**REQUEST**
Every line below is to be quoted exactly, with nothing added or dropped.

Data records
· · · · · · ·
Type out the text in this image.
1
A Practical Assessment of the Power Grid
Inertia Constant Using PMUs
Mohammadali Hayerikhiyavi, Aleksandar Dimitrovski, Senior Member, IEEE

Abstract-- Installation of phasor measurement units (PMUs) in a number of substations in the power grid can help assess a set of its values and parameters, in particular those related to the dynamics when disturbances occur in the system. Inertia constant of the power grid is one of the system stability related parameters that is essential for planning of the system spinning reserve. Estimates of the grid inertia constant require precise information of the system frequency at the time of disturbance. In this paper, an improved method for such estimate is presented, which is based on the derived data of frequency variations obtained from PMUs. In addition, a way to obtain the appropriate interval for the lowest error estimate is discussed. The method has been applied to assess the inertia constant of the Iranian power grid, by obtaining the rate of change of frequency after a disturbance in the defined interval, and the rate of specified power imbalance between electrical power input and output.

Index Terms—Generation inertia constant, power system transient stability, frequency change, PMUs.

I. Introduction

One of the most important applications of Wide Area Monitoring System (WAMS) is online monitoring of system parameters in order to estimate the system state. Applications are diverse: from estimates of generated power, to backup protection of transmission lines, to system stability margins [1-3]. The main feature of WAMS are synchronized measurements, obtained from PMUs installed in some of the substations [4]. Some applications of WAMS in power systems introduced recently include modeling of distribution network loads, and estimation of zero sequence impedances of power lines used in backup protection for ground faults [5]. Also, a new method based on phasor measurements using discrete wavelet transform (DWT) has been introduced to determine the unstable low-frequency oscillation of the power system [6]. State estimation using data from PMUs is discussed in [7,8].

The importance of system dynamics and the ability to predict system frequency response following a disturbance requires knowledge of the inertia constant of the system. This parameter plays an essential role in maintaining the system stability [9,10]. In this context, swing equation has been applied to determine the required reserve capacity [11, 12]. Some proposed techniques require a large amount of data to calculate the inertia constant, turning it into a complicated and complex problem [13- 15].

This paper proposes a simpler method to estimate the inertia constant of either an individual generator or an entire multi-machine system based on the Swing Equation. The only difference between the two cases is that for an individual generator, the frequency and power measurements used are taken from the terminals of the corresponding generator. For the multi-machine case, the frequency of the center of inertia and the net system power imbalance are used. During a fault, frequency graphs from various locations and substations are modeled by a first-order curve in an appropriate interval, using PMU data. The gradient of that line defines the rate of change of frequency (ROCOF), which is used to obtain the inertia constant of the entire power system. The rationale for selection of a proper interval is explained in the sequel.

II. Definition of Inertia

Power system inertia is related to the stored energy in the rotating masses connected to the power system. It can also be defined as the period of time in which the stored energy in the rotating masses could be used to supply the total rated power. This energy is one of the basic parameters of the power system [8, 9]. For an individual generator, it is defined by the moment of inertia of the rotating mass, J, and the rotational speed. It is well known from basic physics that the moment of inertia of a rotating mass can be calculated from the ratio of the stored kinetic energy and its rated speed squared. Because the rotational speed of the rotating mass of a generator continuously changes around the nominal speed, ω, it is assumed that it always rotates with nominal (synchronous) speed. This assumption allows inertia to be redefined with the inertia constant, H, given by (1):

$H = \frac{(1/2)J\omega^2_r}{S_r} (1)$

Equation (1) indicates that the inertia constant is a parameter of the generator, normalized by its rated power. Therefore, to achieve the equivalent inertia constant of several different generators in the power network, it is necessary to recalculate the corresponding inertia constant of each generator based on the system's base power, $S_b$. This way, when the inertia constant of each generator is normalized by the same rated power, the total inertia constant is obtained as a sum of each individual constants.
· · · · · · ·
**TASK RESPONSE**
Type out the text in this image.
1
A Practical Assessment of the Power Grid
Inertia Constant Using PMUs
Mohammadali Hayerikhiyavi, Aleksandar Dimitrovski, Senior Member, IEEE

Abstract-- Installation of phasor measurement units (PMUs) in a number of substations in the power grid can help assess a set of its values and parameters, in particular those related to the dynamics when disturbances occur in the system. Inertia constant of the power grid is one of the system stability related parameters that is essential for planning of the system spinning reserve. Estimates of the grid inertia constant require precise information of the system frequency at the time of disturbance. In this paper, an improved method for such estimate is presented, which is based on the derived data of frequency variations obtained from PMUs. In addition, a way to obtain the appropriate interval for the lowest error estimate is discussed. The method has been applied to assess the inertia constant of the Iranian power grid, by obtaining the rate of change of frequency after a disturbance in the defined interval, and the rate of specified power imbalance between electrical power input and output.

Index Terms—Generation inertia constant, power system transient stability, frequency change, PMUs.

I. Introduction

One of the most important applications of Wide Area Monitoring System (WAMS) is online monitoring of system parameters in order to estimate the system state. Applications are diverse: from estimates of generated power, to backup protection of transmission lines, to system stability margins [1-3]. The main feature of WAMS are synchronized measurements, obtained from PMUs installed in some of the substations [4]. Some applications of WAMS in power systems introduced recently include modeling of distribution network loads, and estimation of zero sequence impedances of power lines used in backup protection for ground faults [5]. Also, a new method based on phasor measurements using discrete wavelet transform (DWT) has been introduced to determine the unstable low-frequency oscillation of the power system [6]. State estimation using data from PMUs is discussed in [7,8].

The importance of system dynamics and the ability to predict system frequency response following a disturbance requires knowledge of the inertia constant of the system. This parameter plays an essential role in maintaining the system stability [9,10]. In this context, swing equation has been applied to determine the required reserve capacity [11, 12]. Some proposed techniques require a large amount of data to calculate the inertia constant, turning it into a complicated and complex problem [13- 15].

This paper proposes a simpler method to estimate the inertia constant of either an individual generator or an entire multi-machine system based on the Swing Equation. The only difference between the two cases is that for an individual generator, the frequency and power measurements used are taken from the terminals of the corresponding generator. For the multi-machine case, the frequency of the center of inertia and the net system power imbalance are used. During a fault, frequency graphs from various locations and substations are modeled by a first-order curve in an appropriate interval, using PMU data. The gradient of that line defines the rate of change of frequency (ROCOF), which is used to obtain the inertia constant of the entire power system. The rationale for selection of a proper interval is explained in the sequel.

II. Definition of Inertia

Power system inertia is related to the stored energy in the rotating masses connected to the power system. It can also be defined as the period of time in which the stored energy in the rotating masses could be used to supply the total rated power. This energy is one of the basic parameters of the power system [8, 9]. For an individual generator, it is defined by the moment of inertia of the rotating mass, J, and the rotational speed. It is well known from basic physics that the moment of inertia of a rotating mass can be calculated from the ratio of the stored kinetic energy and its rated speed squared. Because the rotational speed of the rotating mass of a generator continuously changes around the nominal speed, ω, it is assumed that it always rotates with nominal (synchronous) speed. This assumption allows inertia to be redefined with the inertia constant, H, given by (1):

$H = \frac{(1/2)J\omega^2_r}{S_r} (1)$

Equation (1) indicates that the inertia constant is a parameter of the generator, normalized by its rated power. Therefore, to achieve the equivalent inertia constant of several different generators in the power network, it is necessary to recalculate the corresponding inertia constant of each generator based on the system's base power, $S_b$. This way, when the inertia constant of each generator is normalized by the same rated power, the total inertia constant is obtained as a sum of each individual constants.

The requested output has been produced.